Every entry here needs to be repeated exactly.

************

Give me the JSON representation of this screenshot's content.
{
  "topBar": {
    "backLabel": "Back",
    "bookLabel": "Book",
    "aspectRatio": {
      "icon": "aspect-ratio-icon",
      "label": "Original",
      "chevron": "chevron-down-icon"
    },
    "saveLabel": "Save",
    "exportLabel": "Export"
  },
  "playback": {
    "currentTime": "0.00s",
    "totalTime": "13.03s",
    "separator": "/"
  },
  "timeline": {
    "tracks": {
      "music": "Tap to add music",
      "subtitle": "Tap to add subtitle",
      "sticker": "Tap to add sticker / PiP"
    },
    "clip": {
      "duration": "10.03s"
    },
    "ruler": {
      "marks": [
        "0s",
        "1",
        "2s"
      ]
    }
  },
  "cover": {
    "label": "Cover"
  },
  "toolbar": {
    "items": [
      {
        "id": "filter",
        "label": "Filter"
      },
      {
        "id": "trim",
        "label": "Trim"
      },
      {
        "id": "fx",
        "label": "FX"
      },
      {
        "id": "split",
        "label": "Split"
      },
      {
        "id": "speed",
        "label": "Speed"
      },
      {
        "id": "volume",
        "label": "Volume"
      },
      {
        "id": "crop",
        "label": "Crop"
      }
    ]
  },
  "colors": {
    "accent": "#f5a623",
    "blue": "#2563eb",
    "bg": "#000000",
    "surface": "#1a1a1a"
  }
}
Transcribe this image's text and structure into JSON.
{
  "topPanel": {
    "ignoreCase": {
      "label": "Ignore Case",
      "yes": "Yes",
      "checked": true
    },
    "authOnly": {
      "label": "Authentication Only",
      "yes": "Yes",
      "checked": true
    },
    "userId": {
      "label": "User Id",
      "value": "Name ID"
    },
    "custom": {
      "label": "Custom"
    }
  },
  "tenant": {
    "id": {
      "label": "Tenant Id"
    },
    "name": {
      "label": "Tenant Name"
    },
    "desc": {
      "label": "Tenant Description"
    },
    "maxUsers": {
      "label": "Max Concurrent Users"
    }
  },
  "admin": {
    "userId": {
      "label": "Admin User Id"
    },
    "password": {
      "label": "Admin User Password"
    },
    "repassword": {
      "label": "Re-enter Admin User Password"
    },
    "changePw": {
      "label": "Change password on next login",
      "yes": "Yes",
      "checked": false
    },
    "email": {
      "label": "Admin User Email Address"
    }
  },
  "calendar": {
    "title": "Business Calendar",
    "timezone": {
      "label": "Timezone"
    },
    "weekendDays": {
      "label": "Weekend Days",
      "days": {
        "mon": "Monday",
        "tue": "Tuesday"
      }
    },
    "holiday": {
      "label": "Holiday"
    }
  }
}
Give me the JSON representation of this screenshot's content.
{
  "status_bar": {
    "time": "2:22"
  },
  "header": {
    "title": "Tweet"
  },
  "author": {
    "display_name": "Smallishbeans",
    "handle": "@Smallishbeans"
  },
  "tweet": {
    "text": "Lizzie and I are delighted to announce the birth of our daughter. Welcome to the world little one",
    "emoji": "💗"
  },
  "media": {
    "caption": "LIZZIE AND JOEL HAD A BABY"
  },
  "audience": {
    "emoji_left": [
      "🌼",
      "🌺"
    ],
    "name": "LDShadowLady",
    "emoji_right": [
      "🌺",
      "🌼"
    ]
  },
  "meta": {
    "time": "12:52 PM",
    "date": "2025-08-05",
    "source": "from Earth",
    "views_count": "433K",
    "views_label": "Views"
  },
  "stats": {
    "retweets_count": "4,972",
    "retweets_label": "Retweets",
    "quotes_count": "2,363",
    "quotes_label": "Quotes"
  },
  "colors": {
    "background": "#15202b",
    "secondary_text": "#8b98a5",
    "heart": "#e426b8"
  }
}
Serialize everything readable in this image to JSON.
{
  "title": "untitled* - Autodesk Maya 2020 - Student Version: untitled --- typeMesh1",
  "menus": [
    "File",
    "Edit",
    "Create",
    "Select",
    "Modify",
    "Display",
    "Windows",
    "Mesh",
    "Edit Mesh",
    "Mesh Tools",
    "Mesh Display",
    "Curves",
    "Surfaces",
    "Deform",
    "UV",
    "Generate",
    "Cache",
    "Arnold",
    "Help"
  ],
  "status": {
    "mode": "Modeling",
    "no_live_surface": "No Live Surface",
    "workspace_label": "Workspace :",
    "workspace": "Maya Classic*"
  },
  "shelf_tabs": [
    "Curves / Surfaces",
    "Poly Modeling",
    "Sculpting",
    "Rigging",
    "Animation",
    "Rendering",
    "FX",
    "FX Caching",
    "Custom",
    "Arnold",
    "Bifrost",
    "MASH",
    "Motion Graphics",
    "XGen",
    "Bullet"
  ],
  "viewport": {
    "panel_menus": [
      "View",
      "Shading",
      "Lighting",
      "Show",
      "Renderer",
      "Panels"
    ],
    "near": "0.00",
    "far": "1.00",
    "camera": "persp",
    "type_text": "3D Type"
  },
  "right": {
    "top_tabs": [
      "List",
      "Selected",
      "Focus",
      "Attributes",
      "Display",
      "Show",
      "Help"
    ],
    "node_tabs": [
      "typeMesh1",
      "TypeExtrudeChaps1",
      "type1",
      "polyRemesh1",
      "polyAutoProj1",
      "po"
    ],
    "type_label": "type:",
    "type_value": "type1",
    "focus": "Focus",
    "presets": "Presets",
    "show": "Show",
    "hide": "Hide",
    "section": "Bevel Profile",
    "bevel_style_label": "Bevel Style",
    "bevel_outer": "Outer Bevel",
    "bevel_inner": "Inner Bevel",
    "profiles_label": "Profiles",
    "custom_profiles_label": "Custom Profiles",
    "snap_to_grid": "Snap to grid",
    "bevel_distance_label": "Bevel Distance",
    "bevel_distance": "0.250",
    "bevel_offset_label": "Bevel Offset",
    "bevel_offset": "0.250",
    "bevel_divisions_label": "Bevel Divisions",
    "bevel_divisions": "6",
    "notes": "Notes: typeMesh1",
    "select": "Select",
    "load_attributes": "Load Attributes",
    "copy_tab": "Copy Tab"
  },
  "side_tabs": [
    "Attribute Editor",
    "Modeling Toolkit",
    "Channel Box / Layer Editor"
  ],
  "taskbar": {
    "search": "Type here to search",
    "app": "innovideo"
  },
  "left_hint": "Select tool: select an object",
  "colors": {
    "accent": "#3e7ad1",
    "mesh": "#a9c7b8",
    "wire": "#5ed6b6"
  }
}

************

Exercise response:
Give me the JSON representation of this screenshot's content.
{
  "topBar": {
    "backLabel": "Back",
    "bookLabel": "Book",
    "aspectRatio": {
      "icon": "aspect-ratio-icon",
      "label": "Original",
      "chevron": "chevron-down-icon"
    },
    "saveLabel": "Save",
    "exportLabel": "Export"
  },
  "playback": {
    "currentTime": "0.00s",
    "totalTime": "13.03s",
    "separator": "/"
  },
  "timeline": {
    "tracks": {
      "music": "Tap to add music",
      "subtitle": "Tap to add subtitle",
      "sticker": "Tap to add sticker / PiP"
    },
    "clip": {
      "duration": "10.03s"
    },
    "ruler": {
      "marks": [
        "0s",
        "1",
        "2s"
      ]
    }
  },
  "cover": {
    "label": "Cover"
  },
  "toolbar": {
    "items": [
      {
        "id": "filter",
        "label": "Filter"
      },
      {
        "id": "trim",
        "label": "Trim"
      },
      {
        "id": "fx",
        "label": "FX"
      },
      {
        "id": "split",
        "label": "Split"
      },
      {
        "id": "speed",
        "label": "Speed"
      },
      {
        "id": "volume",
        "label": "Volume"
      },
      {
        "id": "crop",
        "label": "Crop"
      }
    ]
  },
  "colors": {
    "accent": "#f5a623",
    "blue": "#2563eb",
    "bg": "#000000",
    "surface": "#1a1a1a"
  }
}
Transcribe this image's text and structure into JSON.
{
  "topPanel": {
    "ignoreCase": {
      "label": "Ignore Case",
      "yes": "Yes",
      "checked": true
    },
    "authOnly": {
      "label": "Authentication Only",
      "yes": "Yes",
      "checked": true
    },
    "userId": {
      "label": "User Id",
      "value": "Name ID"
    },
    "custom": {
      "label": "Custom"
    }
  },
  "tenant": {
    "id": {
      "label": "Tenant Id"
    },
    "name": {
      "label": "Tenant Name"
    },
    "desc": {
      "label": "Tenant Description"
    },
    "maxUsers": {
      "label": "Max Concurrent Users"
    }
  },
  "admin": {
    "userId": {
      "label": "Admin User Id"
    },
    "password": {
      "label": "Admin User Password"
    },
    "repassword": {
      "label": "Re-enter Admin User Password"
    },
    "changePw": {
      "label": "Change password on next login",
      "yes": "Yes",
      "checked": false
    },
    "email": {
      "label": "Admin User Email Address"
    }
  },
  "calendar": {
    "title": "Business Calendar",
    "timezone": {
      "label": "Timezone"
    },
    "weekendDays": {
      "label": "Weekend Days",
      "days": {
        "mon": "Monday",
        "tue": "Tuesday"
      }
    },
    "holiday": {
      "label": "Holiday"
    }
  }
}
Give me the JSON representation of this screenshot's content.
{
  "status_bar": {
    "time": "2:22"
  },
  "header": {
    "title": "Tweet"
  },
  "author": {
    "display_name": "Smallishbeans",
    "handle": "@Smallishbeans"
  },
  "tweet": {
    "text": "Lizzie and I are delighted to announce the birth of our daughter. Welcome to the world little one",
    "emoji": "💗"
  },
  "media": {
    "caption": "LIZZIE AND JOEL HAD A BABY"
  },
  "audience": {
    "emoji_left": [
      "🌼",
      "🌺"
    ],
    "name": "LDShadowLady",
    "emoji_right": [
      "🌺",
      "🌼"
    ]
  },
  "meta": {
    "time": "12:52 PM",
    "date": "2025-08-05",
    "source": "from Earth",
    "views_count": "433K",
    "views_label": "Views"
  },
  "stats": {
    "retweets_count": "4,972",
    "retweets_label": "Retweets",
    "quotes_count": "2,363",
    "quotes_label": "Quotes"
  },
  "colors": {
    "background": "#15202b",
    "secondary_text": "#8b98a5",
    "heart": "#e426b8"
  }
}
Serialize everything readable in this image to JSON.
{
  "title": "untitled* - Autodesk Maya 2020 - Student Version: untitled --- typeMesh1",
  "menus": [
    "File",
    "Edit",
    "Create",
    "Select",
    "Modify",
    "Display",
    "Windows",
    "Mesh",
    "Edit Mesh",
    "Mesh Tools",
    "Mesh Display",
    "Curves",
    "Surfaces",
    "Deform",
    "UV",
    "Generate",
    "Cache",
    "Arnold",
    "Help"
  ],
  "status": {
    "mode": "Modeling",
    "no_live_surface": "No Live Surface",
    "workspace_label": "Workspace :",
    "workspace": "Maya Classic*"
  },
  "shelf_tabs": [
    "Curves / Surfaces",
    "Poly Modeling",
    "Sculpting",
    "Rigging",
    "Animation",
    "Rendering",
    "FX",
    "FX Caching",
    "Custom",
    "Arnold",
    "Bifrost",
    "MASH",
    "Motion Graphics",
    "XGen",
    "Bullet"
  ],
  "viewport": {
    "panel_menus": [
      "View",
      "Shading",
      "Lighting",
      "Show",
      "Renderer",
      "Panels"
    ],
    "near": "0.00",
    "far": "1.00",
    "camera": "persp",
    "type_text": "3D Type"
  },
  "right": {
    "top_tabs": [
      "List",
      "Selected",
      "Focus",
      "Attributes",
      "Display",
      "Show",
      "Help"
    ],
    "node_tabs": [
      "typeMesh1",
      "TypeExtrudeChaps1",
      "type1",
      "polyRemesh1",
      "polyAutoProj1",
      "po"
    ],
    "type_label": "type:",
    "type_value": "type1",
    "focus": "Focus",
    "presets": "Presets",
    "show": "Show",
    "hide": "Hide",
    "section": "Bevel Profile",
    "bevel_style_label": "Bevel Style",
    "bevel_outer": "Outer Bevel",
    "bevel_inner": "Inner Bevel",
    "profiles_label": "Profiles",
    "custom_profiles_label": "Custom Profiles",
    "snap_to_grid": "Snap to grid",
    "bevel_distance_label": "Bevel Distance",
    "bevel_distance": "0.250",
    "bevel_offset_label": "Bevel Offset",
    "bevel_offset": "0.250",
    "bevel_divisions_label": "Bevel Divisions",
    "bevel_divisions": "6",
    "notes": "Notes: typeMesh1",
    "select": "Select",
    "load_attributes": "Load Attributes",
    "copy_tab": "Copy Tab"
  },
  "side_tabs": [
    "Attribute Editor",
    "Modeling Toolkit",
    "Channel Box / Layer Editor"
  ],
  "taskbar": {
    "search": "Type here to search",
    "app": "innovideo"
  },
  "left_hint": "Select tool: select an object",
  "colors": {
    "accent": "#3e7ad1",
    "mesh": "#a9c7b8",
    "wire": "#5ed6b6"
  }
}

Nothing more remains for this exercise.